_Your task_: Write out all the data again, exactly as it stands.

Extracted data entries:
━━━━━━━━━━━━━━━━
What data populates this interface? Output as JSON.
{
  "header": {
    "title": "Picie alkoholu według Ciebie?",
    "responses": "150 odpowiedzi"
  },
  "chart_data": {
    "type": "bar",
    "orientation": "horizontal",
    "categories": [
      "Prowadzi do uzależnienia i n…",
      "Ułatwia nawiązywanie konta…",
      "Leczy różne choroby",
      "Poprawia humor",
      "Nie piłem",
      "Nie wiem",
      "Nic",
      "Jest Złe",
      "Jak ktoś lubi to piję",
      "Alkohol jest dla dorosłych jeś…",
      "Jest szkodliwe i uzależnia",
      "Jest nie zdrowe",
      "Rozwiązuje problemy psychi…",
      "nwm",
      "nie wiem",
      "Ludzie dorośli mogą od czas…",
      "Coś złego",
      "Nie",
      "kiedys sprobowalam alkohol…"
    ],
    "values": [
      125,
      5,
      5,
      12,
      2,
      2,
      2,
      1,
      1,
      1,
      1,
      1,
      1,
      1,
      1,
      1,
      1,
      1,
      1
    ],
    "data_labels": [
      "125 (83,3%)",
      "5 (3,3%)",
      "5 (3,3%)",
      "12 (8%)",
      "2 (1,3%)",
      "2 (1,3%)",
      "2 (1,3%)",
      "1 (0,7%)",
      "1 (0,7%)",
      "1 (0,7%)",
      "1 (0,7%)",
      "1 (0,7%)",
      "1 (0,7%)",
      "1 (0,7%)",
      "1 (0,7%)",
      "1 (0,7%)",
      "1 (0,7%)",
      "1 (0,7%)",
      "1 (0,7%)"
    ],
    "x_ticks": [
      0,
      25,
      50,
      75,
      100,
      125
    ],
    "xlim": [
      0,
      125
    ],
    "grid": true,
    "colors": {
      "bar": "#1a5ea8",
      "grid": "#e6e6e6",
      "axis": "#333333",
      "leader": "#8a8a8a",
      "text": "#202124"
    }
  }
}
━━━━━━━━━━━━━━━━
_Correct output_:
What data populates this interface? Output as JSON.
{
  "header": {
    "title": "Picie alkoholu według Ciebie?",
    "responses": "150 odpowiedzi"
  },
  "chart_data": {
    "type": "bar",
    "orientation": "horizontal",
    "categories": [
      "Prowadzi do uzależnienia i n…",
      "Ułatwia nawiązywanie konta…",
      "Leczy różne choroby",
      "Poprawia humor",
      "Nie piłem",
      "Nie wiem",
      "Nic",
      "Jest Złe",
      "Jak ktoś lubi to piję",
      "Alkohol jest dla dorosłych jeś…",
      "Jest szkodliwe i uzależnia",
      "Jest nie zdrowe",
      "Rozwiązuje problemy psychi…",
      "nwm",
      "nie wiem",
      "Ludzie dorośli mogą od czas…",
      "Coś złego",
      "Nie",
      "kiedys sprobowalam alkohol…"
    ],
    "values": [
      125,
      5,
      5,
      12,
      2,
      2,
      2,
      1,
      1,
      1,
      1,
      1,
      1,
      1,
      1,
      1,
      1,
      1,
      1
    ],
    "data_labels": [
      "125 (83,3%)",
      "5 (3,3%)",
      "5 (3,3%)",
      "12 (8%)",
      "2 (1,3%)",
      "2 (1,3%)",
      "2 (1,3%)",
      "1 (0,7%)",
      "1 (0,7%)",
      "1 (0,7%)",
      "1 (0,7%)",
      "1 (0,7%)",
      "1 (0,7%)",
      "1 (0,7%)",
      "1 (0,7%)",
      "1 (0,7%)",
      "1 (0,7%)",
      "1 (0,7%)",
      "1 (0,7%)"
    ],
    "x_ticks": [
      0,
      25,
      50,
      75,
      100,
      125
    ],
    "xlim": [
      0,
      125
    ],
    "grid": true,
    "colors": {
      "bar": "#1a5ea8",
      "grid": "#e6e6e6",
      "axis": "#333333",
      "leader": "#8a8a8a",
      "text": "#202124"
    }
  }
}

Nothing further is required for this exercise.